▸ Written exercise
Look at each line of the records and count those with "sarebbe" in them. Please answer with the count alone.

:: Material provided

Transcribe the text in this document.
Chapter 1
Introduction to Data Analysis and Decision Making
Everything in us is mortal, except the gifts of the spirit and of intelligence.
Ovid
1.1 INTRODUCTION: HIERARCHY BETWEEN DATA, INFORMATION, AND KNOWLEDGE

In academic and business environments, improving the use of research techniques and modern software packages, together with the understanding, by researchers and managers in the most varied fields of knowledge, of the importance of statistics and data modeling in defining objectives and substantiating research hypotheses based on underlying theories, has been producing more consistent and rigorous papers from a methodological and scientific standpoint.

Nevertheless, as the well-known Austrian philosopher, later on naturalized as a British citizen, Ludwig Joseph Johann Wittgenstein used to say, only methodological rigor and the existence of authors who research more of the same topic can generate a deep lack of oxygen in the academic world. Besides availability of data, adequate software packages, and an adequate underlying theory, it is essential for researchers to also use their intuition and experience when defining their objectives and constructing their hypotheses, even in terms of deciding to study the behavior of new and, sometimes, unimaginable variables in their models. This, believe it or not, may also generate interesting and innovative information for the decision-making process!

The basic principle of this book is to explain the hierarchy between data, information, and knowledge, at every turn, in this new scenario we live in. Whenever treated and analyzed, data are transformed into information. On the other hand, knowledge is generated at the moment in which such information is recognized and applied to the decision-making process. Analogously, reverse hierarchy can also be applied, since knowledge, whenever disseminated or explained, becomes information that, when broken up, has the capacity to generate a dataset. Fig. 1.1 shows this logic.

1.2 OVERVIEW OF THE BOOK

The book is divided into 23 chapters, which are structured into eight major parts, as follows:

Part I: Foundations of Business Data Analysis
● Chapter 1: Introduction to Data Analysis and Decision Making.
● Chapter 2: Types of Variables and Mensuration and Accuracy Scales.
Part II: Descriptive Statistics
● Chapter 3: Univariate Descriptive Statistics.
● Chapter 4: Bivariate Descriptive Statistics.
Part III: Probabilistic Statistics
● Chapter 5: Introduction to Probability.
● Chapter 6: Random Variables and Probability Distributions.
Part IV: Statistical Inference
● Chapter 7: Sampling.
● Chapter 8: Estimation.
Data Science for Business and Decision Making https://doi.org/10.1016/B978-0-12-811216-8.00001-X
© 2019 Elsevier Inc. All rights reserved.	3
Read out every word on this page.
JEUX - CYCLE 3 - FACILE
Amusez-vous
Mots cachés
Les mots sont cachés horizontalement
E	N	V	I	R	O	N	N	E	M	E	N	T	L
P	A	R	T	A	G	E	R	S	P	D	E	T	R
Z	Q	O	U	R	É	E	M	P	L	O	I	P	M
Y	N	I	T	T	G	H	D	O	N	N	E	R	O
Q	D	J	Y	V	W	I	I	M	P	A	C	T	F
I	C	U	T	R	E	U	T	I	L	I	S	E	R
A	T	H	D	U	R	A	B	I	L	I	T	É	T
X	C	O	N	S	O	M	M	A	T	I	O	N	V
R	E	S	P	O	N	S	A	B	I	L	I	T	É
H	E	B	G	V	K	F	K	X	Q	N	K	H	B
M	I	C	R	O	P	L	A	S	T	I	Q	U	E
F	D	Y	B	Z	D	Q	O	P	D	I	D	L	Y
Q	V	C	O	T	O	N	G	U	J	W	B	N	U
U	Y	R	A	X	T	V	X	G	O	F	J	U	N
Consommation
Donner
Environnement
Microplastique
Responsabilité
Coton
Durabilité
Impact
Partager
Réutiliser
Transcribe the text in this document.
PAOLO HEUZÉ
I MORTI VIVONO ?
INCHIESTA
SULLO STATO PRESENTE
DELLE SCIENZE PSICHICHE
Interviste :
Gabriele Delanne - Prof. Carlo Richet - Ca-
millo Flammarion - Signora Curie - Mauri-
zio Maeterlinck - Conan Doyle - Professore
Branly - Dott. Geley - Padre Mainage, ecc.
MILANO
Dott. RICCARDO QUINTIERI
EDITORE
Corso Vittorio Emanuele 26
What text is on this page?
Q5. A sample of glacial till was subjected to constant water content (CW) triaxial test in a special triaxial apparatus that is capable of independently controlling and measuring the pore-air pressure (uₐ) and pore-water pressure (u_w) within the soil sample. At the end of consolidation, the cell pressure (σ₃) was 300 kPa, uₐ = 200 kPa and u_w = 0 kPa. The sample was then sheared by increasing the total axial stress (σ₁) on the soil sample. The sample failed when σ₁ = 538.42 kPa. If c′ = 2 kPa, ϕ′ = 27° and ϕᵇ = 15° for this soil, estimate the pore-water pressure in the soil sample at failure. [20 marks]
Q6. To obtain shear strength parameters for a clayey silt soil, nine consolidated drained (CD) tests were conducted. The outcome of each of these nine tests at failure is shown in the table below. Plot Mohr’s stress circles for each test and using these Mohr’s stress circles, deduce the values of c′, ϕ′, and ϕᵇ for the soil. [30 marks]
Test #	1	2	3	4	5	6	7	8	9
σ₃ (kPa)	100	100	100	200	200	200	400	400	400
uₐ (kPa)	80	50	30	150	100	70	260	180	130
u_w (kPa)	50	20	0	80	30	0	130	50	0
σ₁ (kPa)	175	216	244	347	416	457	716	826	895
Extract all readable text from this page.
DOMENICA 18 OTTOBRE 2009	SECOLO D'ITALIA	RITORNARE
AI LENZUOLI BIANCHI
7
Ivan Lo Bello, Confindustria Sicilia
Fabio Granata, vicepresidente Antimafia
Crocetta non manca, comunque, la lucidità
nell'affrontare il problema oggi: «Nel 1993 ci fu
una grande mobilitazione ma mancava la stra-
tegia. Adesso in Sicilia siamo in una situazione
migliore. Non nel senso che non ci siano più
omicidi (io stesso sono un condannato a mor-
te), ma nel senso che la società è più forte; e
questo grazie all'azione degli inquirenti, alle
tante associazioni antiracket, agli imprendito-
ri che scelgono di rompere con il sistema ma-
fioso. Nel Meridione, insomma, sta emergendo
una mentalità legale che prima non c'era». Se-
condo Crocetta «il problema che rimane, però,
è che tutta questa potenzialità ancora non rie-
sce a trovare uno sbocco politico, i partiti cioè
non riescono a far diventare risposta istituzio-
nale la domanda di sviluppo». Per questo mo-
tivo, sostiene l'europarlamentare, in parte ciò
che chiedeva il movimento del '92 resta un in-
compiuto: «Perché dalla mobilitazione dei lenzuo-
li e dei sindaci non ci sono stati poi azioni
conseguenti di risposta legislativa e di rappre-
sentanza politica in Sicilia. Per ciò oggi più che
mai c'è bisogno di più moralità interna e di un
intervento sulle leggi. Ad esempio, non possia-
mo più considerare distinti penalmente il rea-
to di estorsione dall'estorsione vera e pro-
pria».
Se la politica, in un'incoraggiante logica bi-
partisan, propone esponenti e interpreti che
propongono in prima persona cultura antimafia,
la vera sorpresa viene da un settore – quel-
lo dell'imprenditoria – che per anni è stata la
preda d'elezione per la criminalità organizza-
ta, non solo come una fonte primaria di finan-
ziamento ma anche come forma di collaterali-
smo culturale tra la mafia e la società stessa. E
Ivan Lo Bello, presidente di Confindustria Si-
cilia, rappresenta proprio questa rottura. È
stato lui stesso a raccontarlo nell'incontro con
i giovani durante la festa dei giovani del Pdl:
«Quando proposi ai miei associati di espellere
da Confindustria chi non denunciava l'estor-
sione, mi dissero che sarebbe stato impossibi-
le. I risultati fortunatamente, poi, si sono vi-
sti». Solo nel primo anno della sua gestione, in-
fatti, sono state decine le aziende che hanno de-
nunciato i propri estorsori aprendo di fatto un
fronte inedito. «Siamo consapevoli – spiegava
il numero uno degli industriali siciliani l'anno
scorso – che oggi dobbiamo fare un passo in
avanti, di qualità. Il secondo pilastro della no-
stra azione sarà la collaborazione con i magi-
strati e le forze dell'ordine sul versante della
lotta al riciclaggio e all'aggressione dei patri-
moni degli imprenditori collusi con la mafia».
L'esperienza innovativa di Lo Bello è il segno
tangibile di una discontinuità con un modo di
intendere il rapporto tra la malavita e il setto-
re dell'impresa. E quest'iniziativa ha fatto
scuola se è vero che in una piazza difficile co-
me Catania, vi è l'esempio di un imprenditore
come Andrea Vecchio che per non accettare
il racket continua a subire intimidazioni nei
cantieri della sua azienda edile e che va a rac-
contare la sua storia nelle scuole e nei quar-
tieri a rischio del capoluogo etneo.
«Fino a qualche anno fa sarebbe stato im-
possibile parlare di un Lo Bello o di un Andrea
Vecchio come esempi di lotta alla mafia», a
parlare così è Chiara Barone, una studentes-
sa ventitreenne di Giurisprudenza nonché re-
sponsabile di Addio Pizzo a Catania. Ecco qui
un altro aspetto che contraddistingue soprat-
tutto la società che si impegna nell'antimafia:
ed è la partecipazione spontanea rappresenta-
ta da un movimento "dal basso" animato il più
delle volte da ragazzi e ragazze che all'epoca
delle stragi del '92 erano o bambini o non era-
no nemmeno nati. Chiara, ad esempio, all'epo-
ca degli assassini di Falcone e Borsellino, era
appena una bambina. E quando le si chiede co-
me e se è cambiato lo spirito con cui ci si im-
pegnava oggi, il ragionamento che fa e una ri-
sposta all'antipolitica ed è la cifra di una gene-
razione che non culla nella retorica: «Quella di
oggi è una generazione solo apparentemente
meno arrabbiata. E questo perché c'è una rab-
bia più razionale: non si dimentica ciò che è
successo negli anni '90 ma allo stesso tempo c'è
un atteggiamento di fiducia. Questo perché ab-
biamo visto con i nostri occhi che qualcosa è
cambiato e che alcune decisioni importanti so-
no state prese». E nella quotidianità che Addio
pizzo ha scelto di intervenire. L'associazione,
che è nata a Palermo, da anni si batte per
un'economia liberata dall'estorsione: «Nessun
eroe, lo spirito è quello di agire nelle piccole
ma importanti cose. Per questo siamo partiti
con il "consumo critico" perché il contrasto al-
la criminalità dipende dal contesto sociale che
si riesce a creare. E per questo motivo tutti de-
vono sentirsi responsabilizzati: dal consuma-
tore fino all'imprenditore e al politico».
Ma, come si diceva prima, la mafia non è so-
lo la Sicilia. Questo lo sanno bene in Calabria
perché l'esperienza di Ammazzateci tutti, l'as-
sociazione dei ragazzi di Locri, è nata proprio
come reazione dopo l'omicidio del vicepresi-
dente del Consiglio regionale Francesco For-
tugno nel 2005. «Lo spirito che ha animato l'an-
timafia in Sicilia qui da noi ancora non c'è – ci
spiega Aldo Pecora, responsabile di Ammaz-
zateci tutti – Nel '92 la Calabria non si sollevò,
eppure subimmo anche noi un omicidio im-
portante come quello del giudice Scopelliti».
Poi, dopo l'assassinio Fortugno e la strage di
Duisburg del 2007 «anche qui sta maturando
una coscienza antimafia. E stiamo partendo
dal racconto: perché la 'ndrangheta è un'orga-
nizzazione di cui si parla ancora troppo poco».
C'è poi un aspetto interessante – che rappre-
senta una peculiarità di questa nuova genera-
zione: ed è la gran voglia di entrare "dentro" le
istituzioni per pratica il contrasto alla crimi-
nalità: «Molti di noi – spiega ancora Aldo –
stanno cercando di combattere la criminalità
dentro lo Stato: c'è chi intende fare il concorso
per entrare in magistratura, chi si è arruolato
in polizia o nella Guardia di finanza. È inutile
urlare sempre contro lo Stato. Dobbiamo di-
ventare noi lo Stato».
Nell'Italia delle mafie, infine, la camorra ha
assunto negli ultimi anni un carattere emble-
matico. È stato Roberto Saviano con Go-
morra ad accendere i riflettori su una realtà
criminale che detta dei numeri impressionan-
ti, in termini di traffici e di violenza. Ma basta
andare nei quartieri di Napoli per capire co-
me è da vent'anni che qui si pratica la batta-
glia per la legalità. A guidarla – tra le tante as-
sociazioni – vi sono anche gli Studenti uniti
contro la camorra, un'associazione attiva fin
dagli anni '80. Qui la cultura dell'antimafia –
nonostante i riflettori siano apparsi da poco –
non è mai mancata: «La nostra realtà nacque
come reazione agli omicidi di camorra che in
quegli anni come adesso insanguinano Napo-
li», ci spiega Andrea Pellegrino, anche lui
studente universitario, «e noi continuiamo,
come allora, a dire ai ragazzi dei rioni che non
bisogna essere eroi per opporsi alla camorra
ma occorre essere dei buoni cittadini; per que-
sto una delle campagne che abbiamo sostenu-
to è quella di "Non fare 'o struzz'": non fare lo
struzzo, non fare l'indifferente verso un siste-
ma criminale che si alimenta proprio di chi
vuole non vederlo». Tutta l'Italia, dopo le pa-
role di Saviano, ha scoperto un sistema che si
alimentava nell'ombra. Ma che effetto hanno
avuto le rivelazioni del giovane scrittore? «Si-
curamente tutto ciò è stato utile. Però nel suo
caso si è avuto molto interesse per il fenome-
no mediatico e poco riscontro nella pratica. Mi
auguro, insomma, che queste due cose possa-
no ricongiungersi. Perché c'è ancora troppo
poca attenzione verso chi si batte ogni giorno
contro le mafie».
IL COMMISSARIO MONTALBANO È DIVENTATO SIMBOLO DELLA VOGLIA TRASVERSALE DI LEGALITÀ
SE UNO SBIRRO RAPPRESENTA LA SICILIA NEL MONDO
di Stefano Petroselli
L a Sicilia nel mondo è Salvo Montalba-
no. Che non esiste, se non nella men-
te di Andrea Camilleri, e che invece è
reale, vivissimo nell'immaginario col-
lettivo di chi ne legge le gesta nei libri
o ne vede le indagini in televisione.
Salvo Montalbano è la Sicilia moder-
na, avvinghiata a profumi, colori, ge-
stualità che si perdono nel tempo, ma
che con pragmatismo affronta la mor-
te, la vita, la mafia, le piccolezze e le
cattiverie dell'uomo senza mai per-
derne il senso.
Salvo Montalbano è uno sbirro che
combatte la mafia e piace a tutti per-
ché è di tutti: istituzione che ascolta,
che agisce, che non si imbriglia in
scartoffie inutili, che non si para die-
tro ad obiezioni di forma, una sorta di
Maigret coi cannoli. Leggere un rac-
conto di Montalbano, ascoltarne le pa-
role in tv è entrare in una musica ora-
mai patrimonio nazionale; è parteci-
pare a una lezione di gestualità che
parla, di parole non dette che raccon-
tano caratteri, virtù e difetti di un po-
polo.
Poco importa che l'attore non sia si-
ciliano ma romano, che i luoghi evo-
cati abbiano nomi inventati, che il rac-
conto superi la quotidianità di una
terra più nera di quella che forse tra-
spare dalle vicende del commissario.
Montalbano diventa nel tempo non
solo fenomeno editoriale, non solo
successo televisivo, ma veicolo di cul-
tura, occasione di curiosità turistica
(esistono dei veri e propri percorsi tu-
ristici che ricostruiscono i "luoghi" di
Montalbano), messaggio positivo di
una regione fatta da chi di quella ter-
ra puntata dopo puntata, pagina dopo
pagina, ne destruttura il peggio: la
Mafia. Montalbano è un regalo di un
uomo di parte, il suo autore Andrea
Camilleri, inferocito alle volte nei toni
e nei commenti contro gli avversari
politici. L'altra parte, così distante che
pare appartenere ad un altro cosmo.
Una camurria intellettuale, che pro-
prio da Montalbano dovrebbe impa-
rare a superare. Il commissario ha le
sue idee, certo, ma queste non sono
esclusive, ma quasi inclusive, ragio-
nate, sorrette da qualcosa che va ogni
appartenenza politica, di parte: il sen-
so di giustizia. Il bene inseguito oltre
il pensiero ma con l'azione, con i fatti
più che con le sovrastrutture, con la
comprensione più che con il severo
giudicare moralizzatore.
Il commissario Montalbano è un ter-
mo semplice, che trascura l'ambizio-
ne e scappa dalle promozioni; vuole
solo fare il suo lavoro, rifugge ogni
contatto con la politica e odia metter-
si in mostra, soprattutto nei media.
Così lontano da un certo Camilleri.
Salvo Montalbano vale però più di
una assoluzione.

::::

▸ Response to the exercise
2